**STATED EXERCISE**
Repeat exactly the lines of the listing from the line containing "Transcribe the text in this document." through its last line, and nothing beyond them.
....
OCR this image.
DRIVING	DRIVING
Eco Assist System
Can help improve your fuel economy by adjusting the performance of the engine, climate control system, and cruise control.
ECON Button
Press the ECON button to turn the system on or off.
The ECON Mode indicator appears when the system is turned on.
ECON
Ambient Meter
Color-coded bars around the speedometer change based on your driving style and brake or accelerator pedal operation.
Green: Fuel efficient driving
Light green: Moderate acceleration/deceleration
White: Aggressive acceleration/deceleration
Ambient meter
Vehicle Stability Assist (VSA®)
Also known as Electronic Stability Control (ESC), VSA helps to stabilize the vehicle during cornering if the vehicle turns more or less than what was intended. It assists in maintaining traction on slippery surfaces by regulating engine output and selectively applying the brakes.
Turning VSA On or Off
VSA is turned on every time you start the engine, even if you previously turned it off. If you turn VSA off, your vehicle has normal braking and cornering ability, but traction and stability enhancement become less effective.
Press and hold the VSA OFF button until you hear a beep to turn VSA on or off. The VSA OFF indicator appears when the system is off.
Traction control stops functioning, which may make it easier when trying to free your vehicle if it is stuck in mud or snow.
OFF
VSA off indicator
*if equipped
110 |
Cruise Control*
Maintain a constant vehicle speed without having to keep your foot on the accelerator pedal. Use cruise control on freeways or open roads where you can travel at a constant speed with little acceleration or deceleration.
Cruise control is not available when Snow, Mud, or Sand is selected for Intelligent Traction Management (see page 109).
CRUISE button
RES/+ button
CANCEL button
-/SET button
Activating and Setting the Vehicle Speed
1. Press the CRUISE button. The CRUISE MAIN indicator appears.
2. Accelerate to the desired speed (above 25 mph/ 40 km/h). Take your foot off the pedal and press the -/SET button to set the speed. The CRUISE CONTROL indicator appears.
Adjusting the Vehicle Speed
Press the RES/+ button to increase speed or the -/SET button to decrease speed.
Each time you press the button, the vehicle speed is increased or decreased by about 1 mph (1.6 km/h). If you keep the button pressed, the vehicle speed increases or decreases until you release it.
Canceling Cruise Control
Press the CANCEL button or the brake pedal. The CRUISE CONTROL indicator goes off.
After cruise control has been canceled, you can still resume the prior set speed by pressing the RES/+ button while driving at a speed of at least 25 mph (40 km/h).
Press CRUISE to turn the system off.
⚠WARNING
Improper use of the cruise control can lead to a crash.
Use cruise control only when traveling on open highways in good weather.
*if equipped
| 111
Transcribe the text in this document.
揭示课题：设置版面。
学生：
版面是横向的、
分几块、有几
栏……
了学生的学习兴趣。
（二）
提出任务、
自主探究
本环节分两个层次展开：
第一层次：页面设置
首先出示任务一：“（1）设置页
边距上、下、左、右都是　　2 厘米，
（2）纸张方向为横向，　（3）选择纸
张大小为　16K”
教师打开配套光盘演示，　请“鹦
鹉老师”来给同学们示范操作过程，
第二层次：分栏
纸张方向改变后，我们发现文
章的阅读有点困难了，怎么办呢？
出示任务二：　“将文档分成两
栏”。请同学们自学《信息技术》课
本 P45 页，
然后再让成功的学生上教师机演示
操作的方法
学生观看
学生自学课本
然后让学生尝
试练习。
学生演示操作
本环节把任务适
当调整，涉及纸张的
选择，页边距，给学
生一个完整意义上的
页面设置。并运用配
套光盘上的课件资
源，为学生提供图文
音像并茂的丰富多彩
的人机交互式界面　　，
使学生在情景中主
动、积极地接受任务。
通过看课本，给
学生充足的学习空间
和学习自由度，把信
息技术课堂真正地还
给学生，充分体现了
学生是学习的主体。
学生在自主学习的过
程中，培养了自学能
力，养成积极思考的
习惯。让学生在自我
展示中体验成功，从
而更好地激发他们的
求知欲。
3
....
**RESULT FOR THIS EXERCISE**
Transcribe the text in this document.
揭示课题：设置版面。
学生：
版面是横向的、
分几块、有几
栏……
了学生的学习兴趣。
（二）
提出任务、
自主探究
本环节分两个层次展开：
第一层次：页面设置
首先出示任务一：“（1）设置页
边距上、下、左、右都是　　2 厘米，
（2）纸张方向为横向，　（3）选择纸
张大小为　16K”
教师打开配套光盘演示，　请“鹦
鹉老师”来给同学们示范操作过程，
第二层次：分栏
纸张方向改变后，我们发现文
章的阅读有点困难了，怎么办呢？
出示任务二：　“将文档分成两
栏”。请同学们自学《信息技术》课
本 P45 页，
然后再让成功的学生上教师机演示
操作的方法
学生观看
学生自学课本
然后让学生尝
试练习。
学生演示操作
本环节把任务适
当调整，涉及纸张的
选择，页边距，给学
生一个完整意义上的
页面设置。并运用配
套光盘上的课件资
源，为学生提供图文
音像并茂的丰富多彩
的人机交互式界面　　，
使学生在情景中主
动、积极地接受任务。
通过看课本，给
学生充足的学习空间
和学习自由度，把信
息技术课堂真正地还
给学生，充分体现了
学生是学习的主体。
学生在自主学习的过
程中，培养了自学能
力，养成积极思考的
习惯。让学生在自我
展示中体验成功，从
而更好地激发他们的
求知欲。
3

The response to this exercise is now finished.